Goal of the exercise —
Go through the listing beneath this task and return every line that carries the string "title".

**** Data to use ****

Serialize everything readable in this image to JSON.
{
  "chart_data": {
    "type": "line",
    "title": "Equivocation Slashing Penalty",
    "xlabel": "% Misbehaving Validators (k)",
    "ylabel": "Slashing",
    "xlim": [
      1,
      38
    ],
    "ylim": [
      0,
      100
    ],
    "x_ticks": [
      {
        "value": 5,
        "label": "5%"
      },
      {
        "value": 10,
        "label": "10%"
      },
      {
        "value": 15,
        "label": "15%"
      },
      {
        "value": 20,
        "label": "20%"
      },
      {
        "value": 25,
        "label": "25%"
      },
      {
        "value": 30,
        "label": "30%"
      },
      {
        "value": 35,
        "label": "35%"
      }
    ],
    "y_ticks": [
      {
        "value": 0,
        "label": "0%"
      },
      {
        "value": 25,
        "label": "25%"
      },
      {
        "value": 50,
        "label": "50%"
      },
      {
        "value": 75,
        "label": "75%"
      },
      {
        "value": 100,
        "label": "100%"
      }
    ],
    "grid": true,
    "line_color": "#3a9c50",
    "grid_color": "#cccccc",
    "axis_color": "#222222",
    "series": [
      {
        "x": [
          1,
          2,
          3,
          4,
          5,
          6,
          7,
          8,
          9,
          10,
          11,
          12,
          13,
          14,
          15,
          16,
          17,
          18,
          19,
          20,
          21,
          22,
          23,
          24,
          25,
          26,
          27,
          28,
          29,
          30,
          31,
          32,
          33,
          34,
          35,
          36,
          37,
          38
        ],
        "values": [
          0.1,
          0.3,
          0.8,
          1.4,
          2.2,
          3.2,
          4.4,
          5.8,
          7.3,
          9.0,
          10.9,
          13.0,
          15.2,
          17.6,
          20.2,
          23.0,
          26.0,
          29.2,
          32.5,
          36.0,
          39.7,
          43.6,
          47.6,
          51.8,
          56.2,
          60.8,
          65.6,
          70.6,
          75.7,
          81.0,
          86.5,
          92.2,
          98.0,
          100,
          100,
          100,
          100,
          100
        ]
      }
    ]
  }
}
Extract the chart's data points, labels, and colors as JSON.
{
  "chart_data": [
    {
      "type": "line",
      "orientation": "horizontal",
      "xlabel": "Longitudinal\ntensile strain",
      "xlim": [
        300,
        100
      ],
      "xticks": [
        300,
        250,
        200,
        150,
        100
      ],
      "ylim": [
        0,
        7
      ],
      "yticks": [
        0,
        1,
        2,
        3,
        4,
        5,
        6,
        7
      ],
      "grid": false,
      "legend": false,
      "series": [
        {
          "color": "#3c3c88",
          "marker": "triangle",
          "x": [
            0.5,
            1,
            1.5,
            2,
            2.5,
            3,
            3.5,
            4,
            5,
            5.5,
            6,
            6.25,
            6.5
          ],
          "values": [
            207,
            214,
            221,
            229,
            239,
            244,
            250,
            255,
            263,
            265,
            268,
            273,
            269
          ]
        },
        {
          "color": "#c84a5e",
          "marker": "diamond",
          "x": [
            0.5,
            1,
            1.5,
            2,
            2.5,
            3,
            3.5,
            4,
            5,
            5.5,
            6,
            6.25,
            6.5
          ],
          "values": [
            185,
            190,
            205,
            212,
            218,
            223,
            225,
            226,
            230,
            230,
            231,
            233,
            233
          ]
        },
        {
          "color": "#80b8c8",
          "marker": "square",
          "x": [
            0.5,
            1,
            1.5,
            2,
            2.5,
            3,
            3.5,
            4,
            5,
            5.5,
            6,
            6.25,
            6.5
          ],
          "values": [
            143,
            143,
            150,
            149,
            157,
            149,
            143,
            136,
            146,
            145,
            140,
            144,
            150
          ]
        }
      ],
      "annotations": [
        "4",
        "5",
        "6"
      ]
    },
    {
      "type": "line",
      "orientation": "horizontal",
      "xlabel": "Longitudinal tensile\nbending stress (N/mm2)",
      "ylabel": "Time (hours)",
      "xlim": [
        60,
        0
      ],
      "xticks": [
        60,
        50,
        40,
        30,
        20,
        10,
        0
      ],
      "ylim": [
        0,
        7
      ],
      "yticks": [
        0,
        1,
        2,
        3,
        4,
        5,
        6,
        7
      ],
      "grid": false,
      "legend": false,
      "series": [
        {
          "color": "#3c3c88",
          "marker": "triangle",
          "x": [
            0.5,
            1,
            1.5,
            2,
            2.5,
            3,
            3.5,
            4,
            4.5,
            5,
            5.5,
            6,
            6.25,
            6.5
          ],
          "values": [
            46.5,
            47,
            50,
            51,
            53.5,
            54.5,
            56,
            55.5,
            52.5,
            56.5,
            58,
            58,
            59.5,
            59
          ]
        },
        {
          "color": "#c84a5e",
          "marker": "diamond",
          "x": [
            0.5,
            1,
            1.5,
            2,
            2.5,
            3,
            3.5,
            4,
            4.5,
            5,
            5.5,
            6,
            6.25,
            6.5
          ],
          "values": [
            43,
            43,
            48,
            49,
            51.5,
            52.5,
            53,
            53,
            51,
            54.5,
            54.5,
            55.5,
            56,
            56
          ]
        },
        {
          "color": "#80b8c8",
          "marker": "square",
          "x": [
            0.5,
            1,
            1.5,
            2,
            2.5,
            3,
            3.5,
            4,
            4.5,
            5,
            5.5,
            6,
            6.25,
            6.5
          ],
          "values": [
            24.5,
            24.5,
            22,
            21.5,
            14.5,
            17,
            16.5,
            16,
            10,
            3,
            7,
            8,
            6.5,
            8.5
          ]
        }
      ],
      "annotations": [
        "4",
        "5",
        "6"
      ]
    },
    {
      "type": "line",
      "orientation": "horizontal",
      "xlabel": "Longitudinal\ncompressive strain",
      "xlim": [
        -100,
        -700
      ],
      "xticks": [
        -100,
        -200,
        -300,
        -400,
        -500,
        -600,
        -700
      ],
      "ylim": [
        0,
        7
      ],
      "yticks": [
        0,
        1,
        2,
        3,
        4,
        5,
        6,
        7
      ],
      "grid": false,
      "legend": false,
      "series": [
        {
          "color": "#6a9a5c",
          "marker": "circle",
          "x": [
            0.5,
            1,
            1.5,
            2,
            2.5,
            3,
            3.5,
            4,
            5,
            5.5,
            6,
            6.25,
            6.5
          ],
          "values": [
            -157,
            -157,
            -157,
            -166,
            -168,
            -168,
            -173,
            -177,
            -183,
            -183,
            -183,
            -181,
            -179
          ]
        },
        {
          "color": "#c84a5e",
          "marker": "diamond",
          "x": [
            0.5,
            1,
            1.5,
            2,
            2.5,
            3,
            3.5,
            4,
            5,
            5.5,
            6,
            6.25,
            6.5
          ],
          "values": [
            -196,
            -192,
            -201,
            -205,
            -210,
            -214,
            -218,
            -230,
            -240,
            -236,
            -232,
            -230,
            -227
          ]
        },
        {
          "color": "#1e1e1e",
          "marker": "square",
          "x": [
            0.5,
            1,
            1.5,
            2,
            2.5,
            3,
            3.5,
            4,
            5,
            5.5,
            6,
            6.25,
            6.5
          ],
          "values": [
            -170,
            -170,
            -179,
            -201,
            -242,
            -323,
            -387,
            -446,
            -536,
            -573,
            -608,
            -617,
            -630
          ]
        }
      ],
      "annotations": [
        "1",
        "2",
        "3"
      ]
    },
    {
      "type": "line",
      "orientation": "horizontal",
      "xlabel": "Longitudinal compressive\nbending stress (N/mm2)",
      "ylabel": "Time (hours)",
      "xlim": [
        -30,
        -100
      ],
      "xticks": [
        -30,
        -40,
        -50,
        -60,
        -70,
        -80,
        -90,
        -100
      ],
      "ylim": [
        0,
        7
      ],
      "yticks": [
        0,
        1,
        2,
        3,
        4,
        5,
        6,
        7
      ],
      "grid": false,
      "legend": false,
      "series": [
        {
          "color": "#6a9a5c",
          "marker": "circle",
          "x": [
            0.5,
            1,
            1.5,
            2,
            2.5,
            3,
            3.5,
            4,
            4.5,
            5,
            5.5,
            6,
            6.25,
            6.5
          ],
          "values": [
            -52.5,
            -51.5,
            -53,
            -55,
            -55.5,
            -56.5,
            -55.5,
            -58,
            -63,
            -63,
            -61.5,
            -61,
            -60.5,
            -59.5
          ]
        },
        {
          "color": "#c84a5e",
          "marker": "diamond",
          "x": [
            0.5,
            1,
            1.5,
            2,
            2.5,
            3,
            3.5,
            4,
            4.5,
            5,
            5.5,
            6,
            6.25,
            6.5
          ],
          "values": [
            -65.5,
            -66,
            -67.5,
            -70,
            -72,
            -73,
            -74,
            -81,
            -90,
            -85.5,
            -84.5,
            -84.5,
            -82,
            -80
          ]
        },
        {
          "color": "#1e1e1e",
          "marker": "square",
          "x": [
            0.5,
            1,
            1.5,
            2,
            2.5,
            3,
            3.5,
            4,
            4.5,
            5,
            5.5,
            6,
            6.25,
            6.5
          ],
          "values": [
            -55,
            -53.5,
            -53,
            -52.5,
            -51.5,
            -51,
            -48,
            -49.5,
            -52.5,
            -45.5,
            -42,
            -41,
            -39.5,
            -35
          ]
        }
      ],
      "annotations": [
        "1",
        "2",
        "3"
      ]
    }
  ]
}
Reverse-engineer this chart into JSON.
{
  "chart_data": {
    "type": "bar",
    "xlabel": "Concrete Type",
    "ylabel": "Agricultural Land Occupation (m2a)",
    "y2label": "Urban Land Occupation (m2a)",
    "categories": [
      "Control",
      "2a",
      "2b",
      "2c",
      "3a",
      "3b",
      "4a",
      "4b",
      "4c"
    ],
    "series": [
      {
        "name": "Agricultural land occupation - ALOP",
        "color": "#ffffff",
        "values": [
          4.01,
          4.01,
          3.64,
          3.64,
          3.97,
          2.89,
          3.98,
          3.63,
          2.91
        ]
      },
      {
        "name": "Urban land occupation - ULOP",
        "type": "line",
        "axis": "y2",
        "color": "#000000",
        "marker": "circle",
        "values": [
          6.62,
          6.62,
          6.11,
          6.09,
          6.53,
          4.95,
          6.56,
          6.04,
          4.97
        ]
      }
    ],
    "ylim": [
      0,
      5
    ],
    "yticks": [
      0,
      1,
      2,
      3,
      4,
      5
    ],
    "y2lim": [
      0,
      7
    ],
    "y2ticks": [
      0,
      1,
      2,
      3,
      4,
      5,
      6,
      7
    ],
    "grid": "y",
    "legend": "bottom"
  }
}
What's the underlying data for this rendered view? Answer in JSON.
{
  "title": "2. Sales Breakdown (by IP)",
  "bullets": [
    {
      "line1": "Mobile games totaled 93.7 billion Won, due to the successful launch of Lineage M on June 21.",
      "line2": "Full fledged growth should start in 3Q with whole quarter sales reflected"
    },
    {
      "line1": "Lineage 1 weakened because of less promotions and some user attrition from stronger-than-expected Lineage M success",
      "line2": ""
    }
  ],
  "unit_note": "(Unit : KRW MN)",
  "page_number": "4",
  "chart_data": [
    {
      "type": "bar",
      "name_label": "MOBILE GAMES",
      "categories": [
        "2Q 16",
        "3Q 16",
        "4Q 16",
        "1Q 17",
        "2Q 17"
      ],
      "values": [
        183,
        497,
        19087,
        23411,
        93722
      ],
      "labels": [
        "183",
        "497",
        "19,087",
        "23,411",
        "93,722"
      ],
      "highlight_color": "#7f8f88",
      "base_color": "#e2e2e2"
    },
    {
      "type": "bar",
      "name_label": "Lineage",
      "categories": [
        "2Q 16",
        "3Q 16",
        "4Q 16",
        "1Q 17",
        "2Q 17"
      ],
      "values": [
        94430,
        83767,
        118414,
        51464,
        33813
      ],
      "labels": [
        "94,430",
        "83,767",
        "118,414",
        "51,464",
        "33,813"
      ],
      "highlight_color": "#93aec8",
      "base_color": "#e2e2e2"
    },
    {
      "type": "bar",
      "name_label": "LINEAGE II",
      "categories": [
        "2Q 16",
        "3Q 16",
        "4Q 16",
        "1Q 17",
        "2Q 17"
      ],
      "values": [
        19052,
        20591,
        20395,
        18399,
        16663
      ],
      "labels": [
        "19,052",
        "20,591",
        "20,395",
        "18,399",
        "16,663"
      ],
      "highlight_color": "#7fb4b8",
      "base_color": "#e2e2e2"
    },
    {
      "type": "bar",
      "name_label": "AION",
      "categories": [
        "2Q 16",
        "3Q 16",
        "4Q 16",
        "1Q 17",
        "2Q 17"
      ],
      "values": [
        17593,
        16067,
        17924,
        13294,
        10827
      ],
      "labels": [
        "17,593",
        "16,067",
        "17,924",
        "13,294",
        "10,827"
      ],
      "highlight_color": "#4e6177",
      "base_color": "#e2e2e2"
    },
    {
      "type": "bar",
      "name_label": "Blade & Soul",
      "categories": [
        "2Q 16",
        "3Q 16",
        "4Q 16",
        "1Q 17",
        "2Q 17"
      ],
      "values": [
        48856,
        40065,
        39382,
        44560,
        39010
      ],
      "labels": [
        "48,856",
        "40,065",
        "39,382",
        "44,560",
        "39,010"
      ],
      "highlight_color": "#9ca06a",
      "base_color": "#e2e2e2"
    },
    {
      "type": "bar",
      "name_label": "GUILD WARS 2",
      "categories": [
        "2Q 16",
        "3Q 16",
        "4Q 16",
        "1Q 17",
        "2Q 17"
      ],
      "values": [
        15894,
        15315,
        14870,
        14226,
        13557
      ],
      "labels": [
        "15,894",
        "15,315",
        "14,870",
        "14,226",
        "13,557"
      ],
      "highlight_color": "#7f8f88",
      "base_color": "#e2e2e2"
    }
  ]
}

****

Completed task —
    "title": "Equivocation Slashing Penalty",
  "title": "2. Sales Breakdown (by IP)",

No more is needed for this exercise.